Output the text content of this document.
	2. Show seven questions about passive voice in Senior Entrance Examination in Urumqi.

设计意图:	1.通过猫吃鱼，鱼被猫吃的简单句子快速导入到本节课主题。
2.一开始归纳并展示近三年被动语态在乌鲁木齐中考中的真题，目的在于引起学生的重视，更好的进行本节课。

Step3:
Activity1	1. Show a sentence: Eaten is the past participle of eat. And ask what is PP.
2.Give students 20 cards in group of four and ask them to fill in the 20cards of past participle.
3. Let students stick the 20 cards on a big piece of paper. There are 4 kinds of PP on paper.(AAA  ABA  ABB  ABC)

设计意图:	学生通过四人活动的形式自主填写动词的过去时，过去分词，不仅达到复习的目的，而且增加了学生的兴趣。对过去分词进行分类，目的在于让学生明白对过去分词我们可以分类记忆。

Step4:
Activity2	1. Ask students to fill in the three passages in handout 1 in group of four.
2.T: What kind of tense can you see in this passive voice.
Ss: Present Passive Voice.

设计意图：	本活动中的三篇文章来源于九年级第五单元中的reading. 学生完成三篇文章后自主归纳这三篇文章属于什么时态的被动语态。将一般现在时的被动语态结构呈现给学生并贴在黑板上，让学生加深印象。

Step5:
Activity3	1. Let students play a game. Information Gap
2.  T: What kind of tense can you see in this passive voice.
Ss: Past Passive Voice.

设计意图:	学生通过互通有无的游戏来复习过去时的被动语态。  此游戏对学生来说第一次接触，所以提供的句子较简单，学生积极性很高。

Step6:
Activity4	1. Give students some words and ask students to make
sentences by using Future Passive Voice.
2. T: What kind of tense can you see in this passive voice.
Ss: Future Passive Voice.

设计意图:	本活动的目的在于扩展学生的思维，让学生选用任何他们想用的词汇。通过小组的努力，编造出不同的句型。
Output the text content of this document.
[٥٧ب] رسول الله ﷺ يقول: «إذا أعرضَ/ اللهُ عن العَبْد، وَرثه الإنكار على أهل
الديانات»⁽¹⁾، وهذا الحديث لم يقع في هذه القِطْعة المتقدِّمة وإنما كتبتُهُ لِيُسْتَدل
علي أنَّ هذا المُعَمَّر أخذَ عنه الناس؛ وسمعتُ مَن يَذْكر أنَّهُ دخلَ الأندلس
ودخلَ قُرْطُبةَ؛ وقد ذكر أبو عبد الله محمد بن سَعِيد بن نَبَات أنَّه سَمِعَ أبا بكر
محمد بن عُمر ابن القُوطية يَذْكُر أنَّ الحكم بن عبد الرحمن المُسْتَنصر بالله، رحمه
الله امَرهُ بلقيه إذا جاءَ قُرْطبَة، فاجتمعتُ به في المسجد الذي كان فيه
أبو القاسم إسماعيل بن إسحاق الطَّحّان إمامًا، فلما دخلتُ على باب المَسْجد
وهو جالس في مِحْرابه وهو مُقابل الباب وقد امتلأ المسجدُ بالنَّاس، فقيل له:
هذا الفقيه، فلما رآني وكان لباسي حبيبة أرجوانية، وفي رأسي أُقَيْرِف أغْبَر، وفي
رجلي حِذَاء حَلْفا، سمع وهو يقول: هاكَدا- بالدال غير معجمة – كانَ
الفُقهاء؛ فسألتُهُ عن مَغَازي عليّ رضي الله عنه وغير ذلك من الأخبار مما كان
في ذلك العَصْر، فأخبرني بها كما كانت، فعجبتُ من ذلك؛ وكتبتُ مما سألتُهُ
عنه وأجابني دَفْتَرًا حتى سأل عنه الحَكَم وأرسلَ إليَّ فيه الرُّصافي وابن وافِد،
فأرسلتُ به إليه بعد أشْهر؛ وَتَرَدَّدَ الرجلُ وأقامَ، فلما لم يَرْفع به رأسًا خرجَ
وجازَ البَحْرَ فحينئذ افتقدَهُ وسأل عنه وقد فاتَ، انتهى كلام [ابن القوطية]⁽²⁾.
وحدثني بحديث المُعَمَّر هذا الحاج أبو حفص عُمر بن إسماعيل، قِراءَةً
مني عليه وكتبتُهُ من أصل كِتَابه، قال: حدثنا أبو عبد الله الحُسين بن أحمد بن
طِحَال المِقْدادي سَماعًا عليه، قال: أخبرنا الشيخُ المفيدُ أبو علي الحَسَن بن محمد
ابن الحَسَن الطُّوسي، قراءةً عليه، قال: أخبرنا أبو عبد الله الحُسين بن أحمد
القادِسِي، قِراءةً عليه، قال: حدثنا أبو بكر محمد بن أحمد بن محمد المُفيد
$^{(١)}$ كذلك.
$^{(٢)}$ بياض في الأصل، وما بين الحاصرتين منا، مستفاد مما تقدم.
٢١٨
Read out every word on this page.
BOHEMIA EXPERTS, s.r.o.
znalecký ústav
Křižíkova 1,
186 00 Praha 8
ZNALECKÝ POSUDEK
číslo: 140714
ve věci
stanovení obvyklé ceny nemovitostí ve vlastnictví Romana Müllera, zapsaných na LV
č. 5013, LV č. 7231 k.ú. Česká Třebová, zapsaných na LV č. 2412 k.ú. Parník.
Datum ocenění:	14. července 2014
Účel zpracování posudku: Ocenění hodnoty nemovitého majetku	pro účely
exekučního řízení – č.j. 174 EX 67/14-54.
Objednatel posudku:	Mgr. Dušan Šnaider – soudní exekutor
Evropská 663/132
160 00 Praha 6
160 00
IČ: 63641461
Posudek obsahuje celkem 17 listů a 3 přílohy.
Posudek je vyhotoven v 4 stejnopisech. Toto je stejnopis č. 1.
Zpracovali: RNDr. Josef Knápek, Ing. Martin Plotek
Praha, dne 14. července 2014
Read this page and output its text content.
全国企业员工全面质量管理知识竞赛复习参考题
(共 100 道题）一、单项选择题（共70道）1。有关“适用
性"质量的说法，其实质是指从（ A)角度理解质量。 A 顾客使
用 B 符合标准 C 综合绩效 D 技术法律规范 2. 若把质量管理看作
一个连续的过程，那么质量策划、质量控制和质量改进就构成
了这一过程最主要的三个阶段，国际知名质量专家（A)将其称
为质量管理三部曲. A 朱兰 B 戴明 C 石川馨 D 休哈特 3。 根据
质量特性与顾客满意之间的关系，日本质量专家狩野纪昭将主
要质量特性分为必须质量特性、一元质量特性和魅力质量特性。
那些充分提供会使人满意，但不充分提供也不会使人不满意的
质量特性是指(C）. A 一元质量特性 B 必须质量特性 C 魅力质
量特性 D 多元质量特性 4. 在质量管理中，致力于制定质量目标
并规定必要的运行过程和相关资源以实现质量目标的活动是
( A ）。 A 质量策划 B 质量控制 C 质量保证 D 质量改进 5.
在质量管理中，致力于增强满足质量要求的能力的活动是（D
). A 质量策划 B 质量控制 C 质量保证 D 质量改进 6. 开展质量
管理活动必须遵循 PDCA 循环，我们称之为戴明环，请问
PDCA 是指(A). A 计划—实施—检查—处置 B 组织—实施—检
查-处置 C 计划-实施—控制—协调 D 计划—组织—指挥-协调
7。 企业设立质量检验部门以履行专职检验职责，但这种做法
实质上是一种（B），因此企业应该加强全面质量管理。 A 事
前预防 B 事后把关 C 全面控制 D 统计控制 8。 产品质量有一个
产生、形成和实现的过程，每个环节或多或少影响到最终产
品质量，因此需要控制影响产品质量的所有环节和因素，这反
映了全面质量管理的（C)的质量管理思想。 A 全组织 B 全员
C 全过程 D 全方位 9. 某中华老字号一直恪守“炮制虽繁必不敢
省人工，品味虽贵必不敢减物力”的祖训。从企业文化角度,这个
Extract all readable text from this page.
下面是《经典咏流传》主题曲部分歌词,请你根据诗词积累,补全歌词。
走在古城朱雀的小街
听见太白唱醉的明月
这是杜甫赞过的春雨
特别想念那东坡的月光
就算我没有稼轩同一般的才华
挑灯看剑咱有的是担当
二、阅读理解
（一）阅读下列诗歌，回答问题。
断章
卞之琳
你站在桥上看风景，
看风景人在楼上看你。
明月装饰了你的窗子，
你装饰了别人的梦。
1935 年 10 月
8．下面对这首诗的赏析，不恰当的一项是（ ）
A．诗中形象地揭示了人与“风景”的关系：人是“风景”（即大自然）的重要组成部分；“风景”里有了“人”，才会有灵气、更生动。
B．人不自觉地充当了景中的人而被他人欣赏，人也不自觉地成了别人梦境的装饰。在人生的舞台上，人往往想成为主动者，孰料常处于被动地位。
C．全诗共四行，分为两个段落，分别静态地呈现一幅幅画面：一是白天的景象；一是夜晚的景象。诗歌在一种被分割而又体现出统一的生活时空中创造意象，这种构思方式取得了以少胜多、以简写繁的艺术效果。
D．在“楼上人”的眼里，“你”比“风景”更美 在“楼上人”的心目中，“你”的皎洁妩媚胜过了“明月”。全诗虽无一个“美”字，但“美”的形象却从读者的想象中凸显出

----

#### The task:
Using the records given above, list every line that includes the word "أخبرنا".

#### Solution to this problem:
طِحَال المِقْدادي سَماعًا عليه، قال: أخبرنا الشيخُ المفيدُ أبو علي الحَسَن بن محمد
ابن الحَسَن الطُّوسي، قراءةً عليه، قال: أخبرنا أبو عبد الله الحُسين بن أحمد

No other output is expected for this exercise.